(Excerpted records):
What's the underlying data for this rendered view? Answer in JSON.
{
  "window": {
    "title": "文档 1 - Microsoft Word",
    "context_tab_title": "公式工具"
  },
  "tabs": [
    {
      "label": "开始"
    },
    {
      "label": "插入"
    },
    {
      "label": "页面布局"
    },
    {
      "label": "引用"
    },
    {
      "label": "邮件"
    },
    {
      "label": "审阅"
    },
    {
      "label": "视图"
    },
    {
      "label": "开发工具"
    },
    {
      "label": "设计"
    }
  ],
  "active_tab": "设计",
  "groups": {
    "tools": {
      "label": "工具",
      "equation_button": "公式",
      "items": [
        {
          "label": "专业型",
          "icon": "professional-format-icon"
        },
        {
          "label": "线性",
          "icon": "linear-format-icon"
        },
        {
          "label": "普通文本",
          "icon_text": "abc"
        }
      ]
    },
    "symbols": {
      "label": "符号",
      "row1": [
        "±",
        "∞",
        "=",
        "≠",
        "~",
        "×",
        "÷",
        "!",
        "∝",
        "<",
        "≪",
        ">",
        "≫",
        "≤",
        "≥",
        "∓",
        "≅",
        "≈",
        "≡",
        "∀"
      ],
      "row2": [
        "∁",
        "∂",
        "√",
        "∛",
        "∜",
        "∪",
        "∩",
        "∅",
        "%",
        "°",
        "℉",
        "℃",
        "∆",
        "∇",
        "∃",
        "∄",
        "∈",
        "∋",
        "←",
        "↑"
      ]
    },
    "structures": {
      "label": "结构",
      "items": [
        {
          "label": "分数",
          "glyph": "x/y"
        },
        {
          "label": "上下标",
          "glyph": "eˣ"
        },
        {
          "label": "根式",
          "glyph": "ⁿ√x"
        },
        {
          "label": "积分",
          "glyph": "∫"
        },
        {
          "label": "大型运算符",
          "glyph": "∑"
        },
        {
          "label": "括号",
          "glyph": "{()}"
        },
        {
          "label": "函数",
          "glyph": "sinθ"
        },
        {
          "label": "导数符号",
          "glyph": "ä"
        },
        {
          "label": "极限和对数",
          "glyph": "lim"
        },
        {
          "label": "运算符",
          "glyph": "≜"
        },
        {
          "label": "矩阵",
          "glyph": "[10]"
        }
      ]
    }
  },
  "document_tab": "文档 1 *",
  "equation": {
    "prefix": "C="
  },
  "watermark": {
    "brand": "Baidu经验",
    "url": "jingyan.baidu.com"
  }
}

(Instruction):
Extract the listing in its entirety, matching it exactly.

(Complete response):
What's the underlying data for this rendered view? Answer in JSON.
{
  "window": {
    "title": "文档 1 - Microsoft Word",
    "context_tab_title": "公式工具"
  },
  "tabs": [
    {
      "label": "开始"
    },
    {
      "label": "插入"
    },
    {
      "label": "页面布局"
    },
    {
      "label": "引用"
    },
    {
      "label": "邮件"
    },
    {
      "label": "审阅"
    },
    {
      "label": "视图"
    },
    {
      "label": "开发工具"
    },
    {
      "label": "设计"
    }
  ],
  "active_tab": "设计",
  "groups": {
    "tools": {
      "label": "工具",
      "equation_button": "公式",
      "items": [
        {
          "label": "专业型",
          "icon": "professional-format-icon"
        },
        {
          "label": "线性",
          "icon": "linear-format-icon"
        },
        {
          "label": "普通文本",
          "icon_text": "abc"
        }
      ]
    },
    "symbols": {
      "label": "符号",
      "row1": [
        "±",
        "∞",
        "=",
        "≠",
        "~",
        "×",
        "÷",
        "!",
        "∝",
        "<",
        "≪",
        ">",
        "≫",
        "≤",
        "≥",
        "∓",
        "≅",
        "≈",
        "≡",
        "∀"
      ],
      "row2": [
        "∁",
        "∂",
        "√",
        "∛",
        "∜",
        "∪",
        "∩",
        "∅",
        "%",
        "°",
        "℉",
        "℃",
        "∆",
        "∇",
        "∃",
        "∄",
        "∈",
        "∋",
        "←",
        "↑"
      ]
    },
    "structures": {
      "label": "结构",
      "items": [
        {
          "label": "分数",
          "glyph": "x/y"
        },
        {
          "label": "上下标",
          "glyph": "eˣ"
        },
        {
          "label": "根式",
          "glyph": "ⁿ√x"
        },
        {
          "label": "积分",
          "glyph": "∫"
        },
        {
          "label": "大型运算符",
          "glyph": "∑"
        },
        {
          "label": "括号",
          "glyph": "{()}"
        },
        {
          "label": "函数",
          "glyph": "sinθ"
        },
        {
          "label": "导数符号",
          "glyph": "ä"
        },
        {
          "label": "极限和对数",
          "glyph": "lim"
        },
        {
          "label": "运算符",
          "glyph": "≜"
        },
        {
          "label": "矩阵",
          "glyph": "[10]"
        }
      ]
    }
  },
  "document_tab": "文档 1 *",
  "equation": {
    "prefix": "C="
  },
  "watermark": {
    "brand": "Baidu经验",
    "url": "jingyan.baidu.com"
  }
}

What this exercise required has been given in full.